***** INFORMATION SHOWN

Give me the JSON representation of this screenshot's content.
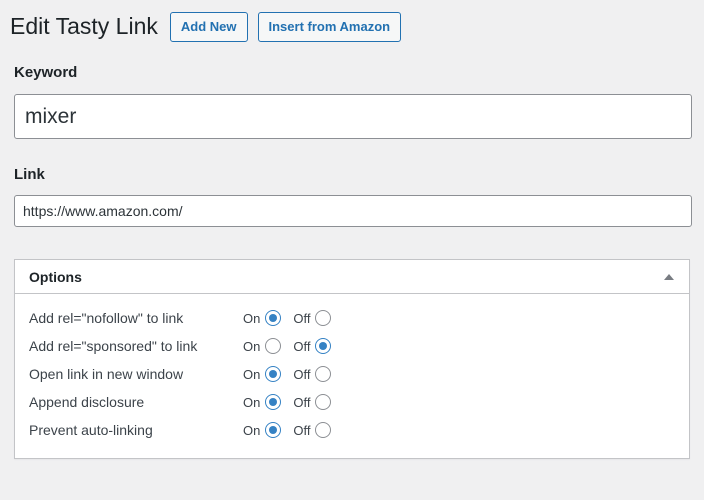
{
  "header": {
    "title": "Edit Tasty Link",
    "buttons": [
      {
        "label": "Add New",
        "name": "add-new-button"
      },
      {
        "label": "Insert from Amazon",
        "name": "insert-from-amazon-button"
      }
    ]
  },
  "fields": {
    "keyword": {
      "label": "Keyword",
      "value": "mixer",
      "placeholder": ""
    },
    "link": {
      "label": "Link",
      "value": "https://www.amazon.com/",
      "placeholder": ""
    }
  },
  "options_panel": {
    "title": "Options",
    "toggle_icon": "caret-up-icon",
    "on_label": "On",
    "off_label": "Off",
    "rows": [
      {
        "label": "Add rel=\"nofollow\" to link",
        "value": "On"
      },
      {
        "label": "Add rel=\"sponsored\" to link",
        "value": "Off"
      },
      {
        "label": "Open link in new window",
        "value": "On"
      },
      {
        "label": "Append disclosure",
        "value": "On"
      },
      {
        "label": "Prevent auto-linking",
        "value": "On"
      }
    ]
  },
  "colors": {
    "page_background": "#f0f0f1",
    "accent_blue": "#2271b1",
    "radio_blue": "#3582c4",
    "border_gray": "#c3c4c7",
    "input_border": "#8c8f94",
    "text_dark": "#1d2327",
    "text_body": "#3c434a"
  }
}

**********

WHAT THE TASK ASKS :: Can the entries above be repeated exactly, without their pictures?

TASK SOLUTION ::
Give me the JSON representation of this screenshot's content.
{
  "header": {
    "title": "Edit Tasty Link",
    "buttons": [
      {
        "label": "Add New",
        "name": "add-new-button"
      },
      {
        "label": "Insert from Amazon",
        "name": "insert-from-amazon-button"
      }
    ]
  },
  "fields": {
    "keyword": {
      "label": "Keyword",
      "value": "mixer",
      "placeholder": ""
    },
    "link": {
      "label": "Link",
      "value": "https://www.amazon.com/",
      "placeholder": ""
    }
  },
  "options_panel": {
    "title": "Options",
    "toggle_icon": "caret-up-icon",
    "on_label": "On",
    "off_label": "Off",
    "rows": [
      {
        "label": "Add rel=\"nofollow\" to link",
        "value": "On"
      },
      {
        "label": "Add rel=\"sponsored\" to link",
        "value": "Off"
      },
      {
        "label": "Open link in new window",
        "value": "On"
      },
      {
        "label": "Append disclosure",
        "value": "On"
      },
      {
        "label": "Prevent auto-linking",
        "value": "On"
      }
    ]
  },
  "colors": {
    "page_background": "#f0f0f1",
    "accent_blue": "#2271b1",
    "radio_blue": "#3582c4",
    "border_gray": "#c3c4c7",
    "input_border": "#8c8f94",
    "text_dark": "#1d2327",
    "text_body": "#3c434a"
  }
}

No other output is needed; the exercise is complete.